Dataset entries:
-=-=-

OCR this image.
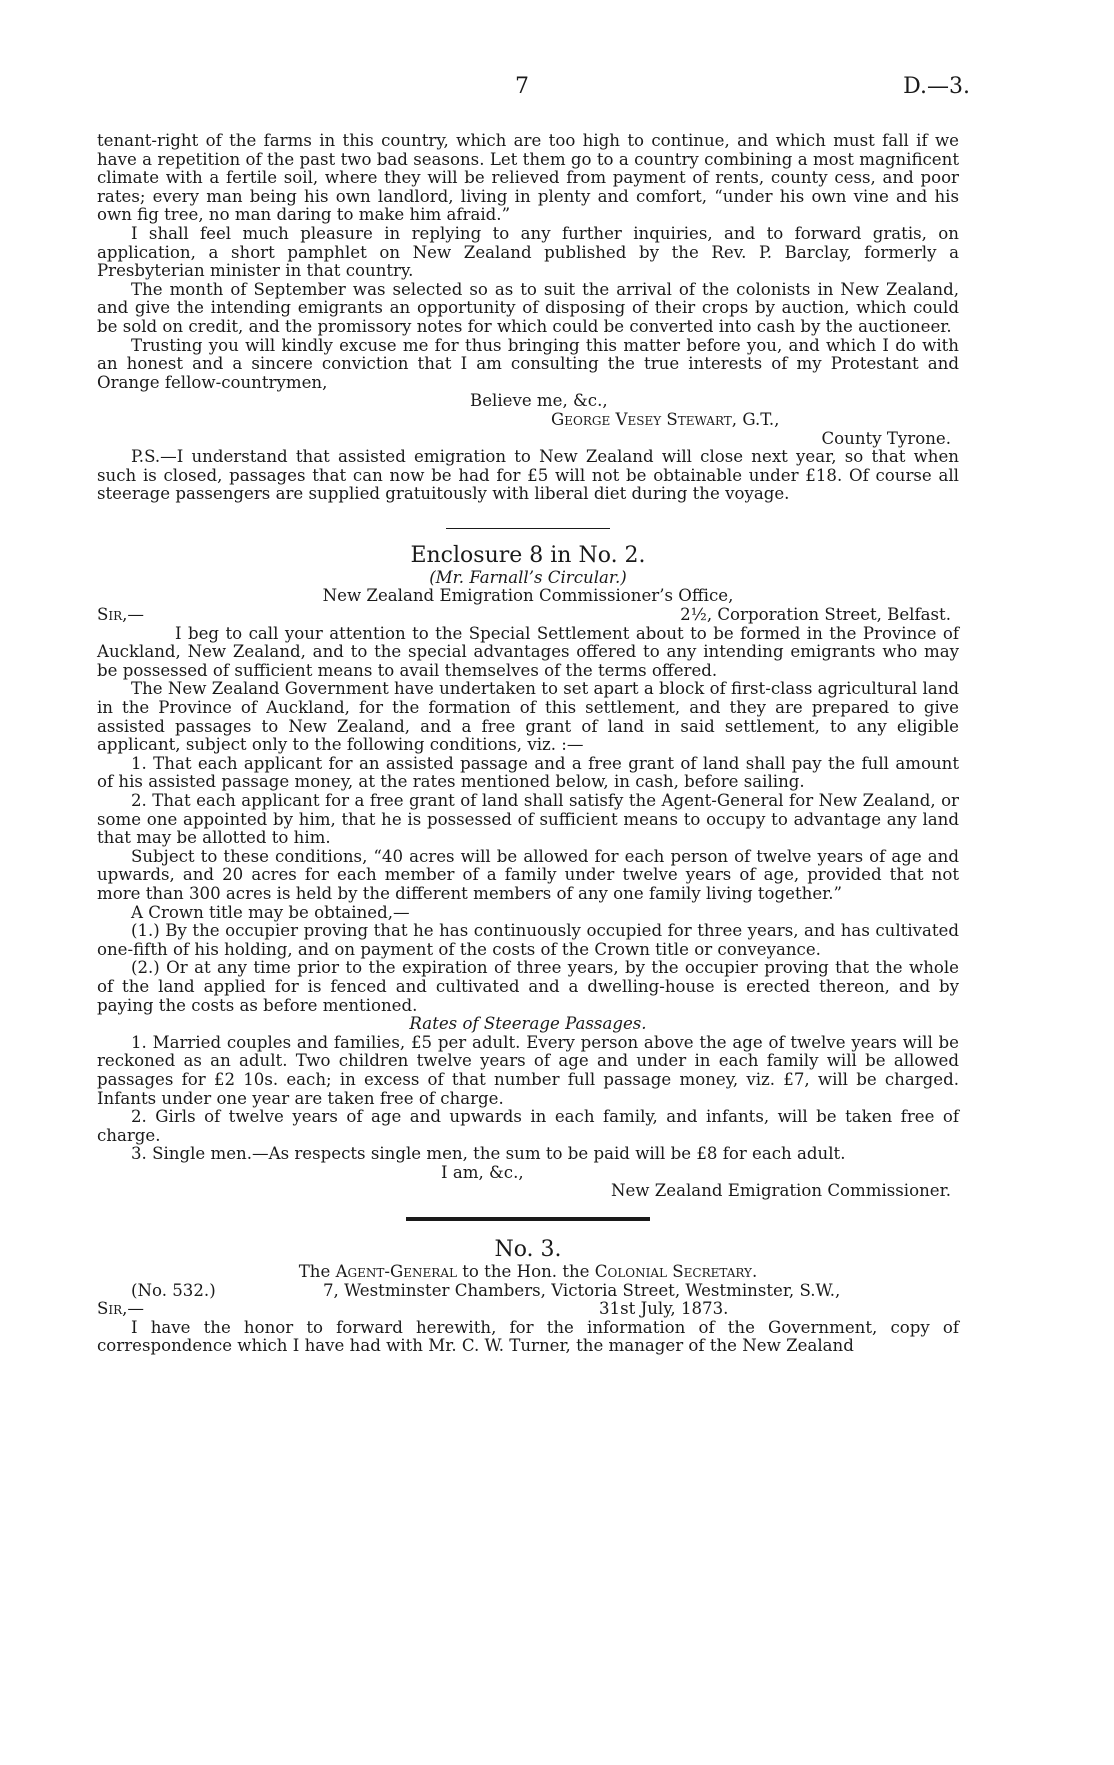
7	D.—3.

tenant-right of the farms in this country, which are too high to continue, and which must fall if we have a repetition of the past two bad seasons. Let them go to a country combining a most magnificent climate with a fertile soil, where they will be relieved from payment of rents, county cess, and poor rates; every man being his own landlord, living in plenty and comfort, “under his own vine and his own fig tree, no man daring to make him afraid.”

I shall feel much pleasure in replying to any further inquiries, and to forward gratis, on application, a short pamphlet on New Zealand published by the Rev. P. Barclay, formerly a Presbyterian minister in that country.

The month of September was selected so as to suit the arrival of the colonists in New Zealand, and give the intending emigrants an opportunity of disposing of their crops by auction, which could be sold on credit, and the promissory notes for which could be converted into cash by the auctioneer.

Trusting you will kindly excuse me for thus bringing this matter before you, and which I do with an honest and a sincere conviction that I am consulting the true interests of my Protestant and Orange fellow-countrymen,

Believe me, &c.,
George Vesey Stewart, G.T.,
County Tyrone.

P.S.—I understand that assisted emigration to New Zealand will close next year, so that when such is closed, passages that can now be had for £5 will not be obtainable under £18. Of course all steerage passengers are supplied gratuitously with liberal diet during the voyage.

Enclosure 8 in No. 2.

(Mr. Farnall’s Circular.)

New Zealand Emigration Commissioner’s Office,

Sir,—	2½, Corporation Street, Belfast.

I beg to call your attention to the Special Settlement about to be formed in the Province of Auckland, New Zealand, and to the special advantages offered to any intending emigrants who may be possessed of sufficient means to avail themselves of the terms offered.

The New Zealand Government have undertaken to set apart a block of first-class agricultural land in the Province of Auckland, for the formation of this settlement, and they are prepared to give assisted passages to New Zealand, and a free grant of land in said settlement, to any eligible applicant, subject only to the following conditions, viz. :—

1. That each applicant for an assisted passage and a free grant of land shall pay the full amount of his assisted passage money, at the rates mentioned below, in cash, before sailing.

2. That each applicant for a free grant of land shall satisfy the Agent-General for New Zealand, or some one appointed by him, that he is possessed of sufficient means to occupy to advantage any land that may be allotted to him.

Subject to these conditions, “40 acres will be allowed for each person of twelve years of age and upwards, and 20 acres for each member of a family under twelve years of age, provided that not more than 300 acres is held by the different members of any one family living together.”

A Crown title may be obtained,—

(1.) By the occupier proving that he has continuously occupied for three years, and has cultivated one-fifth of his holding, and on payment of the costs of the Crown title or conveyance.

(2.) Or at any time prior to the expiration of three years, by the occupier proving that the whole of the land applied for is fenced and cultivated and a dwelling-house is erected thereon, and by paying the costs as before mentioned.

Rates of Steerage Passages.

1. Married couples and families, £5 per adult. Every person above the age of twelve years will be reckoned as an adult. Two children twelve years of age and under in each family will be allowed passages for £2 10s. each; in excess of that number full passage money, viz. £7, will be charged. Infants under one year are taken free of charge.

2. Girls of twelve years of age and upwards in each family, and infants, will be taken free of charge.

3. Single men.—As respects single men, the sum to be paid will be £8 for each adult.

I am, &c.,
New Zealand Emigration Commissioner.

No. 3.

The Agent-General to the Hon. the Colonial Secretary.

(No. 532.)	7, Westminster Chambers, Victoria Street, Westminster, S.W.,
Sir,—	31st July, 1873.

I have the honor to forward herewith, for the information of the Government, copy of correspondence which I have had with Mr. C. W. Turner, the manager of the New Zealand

-=-=-

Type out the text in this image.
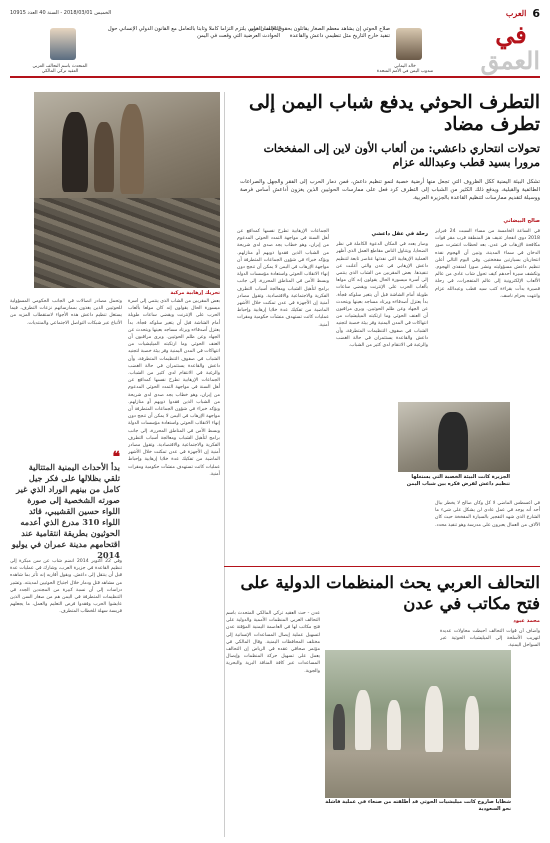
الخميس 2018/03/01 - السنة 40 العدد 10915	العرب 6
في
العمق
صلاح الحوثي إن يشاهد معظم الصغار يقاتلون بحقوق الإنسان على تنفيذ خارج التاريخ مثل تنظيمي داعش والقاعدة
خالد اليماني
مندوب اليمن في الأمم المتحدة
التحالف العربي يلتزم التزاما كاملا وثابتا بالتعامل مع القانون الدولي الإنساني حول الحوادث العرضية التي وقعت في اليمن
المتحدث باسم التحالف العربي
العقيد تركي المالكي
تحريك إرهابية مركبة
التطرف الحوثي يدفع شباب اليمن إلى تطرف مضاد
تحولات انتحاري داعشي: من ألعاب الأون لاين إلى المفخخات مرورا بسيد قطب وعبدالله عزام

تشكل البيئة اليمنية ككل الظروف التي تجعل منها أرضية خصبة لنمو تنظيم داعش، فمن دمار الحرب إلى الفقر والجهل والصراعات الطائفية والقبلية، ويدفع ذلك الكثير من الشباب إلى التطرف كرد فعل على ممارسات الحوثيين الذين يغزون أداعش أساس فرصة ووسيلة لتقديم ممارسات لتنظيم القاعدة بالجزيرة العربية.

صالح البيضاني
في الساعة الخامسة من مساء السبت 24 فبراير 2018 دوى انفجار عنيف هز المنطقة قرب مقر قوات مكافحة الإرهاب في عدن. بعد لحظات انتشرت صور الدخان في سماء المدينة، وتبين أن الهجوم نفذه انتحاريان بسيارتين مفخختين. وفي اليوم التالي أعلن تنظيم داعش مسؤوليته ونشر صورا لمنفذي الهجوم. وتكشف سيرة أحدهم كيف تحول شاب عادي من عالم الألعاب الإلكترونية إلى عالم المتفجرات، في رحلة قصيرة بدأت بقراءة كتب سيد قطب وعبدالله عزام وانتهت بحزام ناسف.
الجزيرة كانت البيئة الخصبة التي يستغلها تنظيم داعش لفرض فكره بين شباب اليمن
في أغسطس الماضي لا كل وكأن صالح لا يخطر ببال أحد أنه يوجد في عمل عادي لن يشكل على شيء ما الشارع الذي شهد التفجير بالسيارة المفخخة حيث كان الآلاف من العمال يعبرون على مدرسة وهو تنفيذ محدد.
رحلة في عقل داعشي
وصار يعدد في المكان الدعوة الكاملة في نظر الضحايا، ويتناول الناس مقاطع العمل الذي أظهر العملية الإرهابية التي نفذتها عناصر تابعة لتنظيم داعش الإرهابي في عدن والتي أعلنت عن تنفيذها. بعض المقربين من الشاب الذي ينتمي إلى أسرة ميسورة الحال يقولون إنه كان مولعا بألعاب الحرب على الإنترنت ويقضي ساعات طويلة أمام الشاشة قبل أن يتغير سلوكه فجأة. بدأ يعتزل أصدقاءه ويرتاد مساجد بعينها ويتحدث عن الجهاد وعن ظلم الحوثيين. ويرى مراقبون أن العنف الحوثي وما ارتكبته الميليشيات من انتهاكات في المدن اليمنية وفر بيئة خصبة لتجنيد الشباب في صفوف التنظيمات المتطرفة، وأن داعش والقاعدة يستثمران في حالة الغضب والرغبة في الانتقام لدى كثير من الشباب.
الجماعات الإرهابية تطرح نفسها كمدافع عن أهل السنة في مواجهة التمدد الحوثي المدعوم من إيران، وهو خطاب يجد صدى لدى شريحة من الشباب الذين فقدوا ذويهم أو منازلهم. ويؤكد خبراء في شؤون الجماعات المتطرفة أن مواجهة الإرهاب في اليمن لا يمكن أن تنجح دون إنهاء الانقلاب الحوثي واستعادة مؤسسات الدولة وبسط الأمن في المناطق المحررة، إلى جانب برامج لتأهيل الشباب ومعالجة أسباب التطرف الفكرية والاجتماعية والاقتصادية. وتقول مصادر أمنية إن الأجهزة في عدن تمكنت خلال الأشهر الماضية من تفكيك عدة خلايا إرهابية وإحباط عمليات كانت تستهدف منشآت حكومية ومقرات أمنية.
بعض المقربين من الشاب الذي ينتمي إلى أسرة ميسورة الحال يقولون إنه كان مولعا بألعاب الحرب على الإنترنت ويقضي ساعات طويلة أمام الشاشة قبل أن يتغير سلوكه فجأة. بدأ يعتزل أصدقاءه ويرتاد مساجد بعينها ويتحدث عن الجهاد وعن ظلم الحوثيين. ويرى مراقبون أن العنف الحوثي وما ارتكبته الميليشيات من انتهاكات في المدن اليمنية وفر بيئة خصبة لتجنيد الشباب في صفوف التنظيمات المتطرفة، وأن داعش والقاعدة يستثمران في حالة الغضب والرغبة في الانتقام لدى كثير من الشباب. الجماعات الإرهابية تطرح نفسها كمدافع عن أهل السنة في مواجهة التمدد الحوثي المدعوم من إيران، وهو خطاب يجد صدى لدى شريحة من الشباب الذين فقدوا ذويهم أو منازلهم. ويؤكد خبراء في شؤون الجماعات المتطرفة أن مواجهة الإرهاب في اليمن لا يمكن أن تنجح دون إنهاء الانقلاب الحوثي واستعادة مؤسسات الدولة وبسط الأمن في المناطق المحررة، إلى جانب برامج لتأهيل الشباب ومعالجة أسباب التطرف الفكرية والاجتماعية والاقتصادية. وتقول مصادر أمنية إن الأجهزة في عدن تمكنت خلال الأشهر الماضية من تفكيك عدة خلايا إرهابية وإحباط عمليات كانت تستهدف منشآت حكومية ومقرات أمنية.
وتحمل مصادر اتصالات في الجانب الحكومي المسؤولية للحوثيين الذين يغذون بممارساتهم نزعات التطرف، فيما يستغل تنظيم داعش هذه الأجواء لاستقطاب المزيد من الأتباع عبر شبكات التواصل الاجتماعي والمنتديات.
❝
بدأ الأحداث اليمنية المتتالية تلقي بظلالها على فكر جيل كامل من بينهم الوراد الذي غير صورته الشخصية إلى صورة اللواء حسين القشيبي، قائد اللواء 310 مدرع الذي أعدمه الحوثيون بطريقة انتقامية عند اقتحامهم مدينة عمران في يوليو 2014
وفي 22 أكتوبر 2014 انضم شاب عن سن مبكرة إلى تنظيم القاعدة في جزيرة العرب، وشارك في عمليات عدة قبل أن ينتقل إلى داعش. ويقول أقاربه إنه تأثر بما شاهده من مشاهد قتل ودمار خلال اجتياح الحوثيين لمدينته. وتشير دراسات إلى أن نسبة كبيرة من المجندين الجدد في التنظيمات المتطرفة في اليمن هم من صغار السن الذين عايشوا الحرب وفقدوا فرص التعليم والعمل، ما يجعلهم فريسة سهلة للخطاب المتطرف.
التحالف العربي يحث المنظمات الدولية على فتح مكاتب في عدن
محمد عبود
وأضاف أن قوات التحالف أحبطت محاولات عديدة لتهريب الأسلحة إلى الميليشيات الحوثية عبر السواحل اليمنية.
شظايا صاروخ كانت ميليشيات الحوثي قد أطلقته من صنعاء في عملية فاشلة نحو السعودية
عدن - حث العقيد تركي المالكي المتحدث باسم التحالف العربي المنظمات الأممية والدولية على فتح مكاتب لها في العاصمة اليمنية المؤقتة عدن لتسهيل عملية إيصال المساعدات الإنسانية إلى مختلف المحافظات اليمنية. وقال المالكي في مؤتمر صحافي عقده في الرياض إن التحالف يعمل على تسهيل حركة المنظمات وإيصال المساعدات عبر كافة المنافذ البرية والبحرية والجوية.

-=-=-

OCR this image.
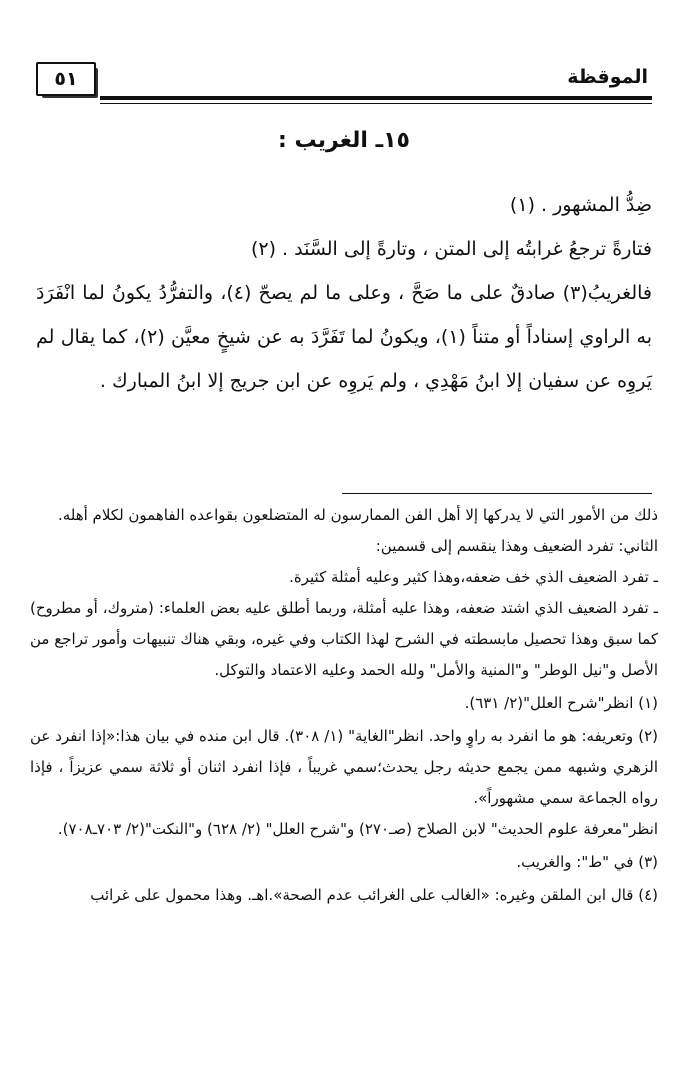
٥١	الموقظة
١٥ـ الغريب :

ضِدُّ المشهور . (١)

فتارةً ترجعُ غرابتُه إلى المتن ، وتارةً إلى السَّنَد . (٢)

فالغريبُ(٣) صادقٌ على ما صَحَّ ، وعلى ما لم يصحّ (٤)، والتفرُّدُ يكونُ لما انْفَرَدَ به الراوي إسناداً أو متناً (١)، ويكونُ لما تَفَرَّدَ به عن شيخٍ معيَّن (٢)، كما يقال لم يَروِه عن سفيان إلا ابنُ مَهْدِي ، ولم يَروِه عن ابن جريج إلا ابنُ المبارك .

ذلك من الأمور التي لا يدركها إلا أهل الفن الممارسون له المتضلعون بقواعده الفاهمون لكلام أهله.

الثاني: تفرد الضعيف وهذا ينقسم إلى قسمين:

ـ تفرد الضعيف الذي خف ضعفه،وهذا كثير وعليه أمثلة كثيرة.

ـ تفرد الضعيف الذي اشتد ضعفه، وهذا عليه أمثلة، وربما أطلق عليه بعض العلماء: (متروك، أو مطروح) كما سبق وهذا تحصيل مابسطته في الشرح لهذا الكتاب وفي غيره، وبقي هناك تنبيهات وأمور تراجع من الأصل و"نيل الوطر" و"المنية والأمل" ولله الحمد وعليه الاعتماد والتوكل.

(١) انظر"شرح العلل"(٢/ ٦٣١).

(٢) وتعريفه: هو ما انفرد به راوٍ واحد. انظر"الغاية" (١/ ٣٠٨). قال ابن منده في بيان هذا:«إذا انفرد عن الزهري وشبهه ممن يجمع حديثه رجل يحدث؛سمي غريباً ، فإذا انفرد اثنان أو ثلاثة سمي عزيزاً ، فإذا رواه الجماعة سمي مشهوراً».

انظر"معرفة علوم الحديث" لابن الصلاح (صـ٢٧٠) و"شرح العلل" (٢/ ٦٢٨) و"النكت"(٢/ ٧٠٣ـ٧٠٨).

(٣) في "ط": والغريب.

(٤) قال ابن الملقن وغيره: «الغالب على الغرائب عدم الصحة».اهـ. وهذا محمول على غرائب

-=-=-

State how many lines of the records above contain the word "mentioned", and give only that number.

2